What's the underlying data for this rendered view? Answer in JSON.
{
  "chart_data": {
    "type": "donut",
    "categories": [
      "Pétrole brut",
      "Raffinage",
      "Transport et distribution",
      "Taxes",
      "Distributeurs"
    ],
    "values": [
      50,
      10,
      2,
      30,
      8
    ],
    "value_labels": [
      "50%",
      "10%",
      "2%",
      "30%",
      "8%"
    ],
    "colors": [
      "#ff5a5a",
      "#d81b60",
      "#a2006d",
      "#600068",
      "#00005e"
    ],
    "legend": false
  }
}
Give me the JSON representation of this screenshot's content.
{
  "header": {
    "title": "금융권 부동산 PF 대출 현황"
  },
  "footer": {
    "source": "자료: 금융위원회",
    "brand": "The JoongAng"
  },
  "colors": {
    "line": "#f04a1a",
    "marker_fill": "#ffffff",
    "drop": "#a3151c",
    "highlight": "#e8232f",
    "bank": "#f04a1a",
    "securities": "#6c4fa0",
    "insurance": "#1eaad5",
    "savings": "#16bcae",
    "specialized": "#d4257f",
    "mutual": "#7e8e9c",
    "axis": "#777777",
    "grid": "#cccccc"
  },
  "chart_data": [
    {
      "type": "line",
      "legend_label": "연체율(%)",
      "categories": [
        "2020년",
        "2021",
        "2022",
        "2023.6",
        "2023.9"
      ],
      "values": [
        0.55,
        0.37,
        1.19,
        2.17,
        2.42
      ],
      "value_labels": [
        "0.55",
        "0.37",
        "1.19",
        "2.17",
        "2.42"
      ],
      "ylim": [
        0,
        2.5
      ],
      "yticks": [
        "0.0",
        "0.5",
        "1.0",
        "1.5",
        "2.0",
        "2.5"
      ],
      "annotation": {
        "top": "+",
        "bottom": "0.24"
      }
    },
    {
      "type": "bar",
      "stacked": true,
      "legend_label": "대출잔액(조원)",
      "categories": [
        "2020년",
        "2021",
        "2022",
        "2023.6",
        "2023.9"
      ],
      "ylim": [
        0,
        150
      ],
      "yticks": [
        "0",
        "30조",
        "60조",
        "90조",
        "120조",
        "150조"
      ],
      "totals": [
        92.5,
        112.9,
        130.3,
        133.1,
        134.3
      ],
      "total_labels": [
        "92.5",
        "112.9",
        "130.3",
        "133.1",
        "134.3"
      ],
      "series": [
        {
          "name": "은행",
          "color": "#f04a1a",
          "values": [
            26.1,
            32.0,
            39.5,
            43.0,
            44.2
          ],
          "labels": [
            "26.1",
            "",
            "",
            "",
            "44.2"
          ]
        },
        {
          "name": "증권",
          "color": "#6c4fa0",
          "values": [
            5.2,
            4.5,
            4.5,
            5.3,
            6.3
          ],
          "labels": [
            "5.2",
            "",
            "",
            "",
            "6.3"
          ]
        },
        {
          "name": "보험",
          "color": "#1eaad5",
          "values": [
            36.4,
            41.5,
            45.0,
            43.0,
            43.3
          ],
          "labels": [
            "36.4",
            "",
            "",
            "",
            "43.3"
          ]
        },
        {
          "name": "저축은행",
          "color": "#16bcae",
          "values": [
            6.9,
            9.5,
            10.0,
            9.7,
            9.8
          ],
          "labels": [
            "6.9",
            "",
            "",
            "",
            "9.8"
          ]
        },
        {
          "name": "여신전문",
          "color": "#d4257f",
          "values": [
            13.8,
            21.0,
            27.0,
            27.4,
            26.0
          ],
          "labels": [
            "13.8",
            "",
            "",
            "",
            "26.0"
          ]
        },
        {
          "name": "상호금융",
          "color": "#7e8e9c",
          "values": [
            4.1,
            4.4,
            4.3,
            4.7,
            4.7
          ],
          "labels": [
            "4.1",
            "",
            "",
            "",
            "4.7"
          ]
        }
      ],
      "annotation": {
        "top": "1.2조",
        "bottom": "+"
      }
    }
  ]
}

◆ AIM OF THE EXERCISE
Scan the entries above. Copy each line that has the string "this".

◆ TASK RESPONSE
What's the underlying data for this rendered view? Answer in JSON.
Give me the JSON representation of this screenshot's content.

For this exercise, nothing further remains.